Written task> Give the number of lines holding the string "etsi", and nothing else.

Excerpted data>
══════════════════════════════

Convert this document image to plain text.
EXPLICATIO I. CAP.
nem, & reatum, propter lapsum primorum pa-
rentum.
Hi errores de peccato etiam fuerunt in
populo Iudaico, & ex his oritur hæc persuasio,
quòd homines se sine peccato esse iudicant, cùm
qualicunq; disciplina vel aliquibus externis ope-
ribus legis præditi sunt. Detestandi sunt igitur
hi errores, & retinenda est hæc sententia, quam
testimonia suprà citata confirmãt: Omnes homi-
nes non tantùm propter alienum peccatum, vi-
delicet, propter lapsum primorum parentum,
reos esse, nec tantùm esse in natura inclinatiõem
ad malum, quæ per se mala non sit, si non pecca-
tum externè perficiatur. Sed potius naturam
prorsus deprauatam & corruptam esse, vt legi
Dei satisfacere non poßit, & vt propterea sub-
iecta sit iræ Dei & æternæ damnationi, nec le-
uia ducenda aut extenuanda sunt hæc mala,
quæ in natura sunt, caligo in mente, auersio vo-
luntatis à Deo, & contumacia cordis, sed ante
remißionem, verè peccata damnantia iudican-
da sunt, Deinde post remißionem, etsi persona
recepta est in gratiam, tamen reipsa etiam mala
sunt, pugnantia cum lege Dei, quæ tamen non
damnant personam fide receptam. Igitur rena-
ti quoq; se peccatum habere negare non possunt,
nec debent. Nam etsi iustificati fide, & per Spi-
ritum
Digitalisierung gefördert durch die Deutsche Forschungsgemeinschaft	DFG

══════════════════════════════

Written solution> 2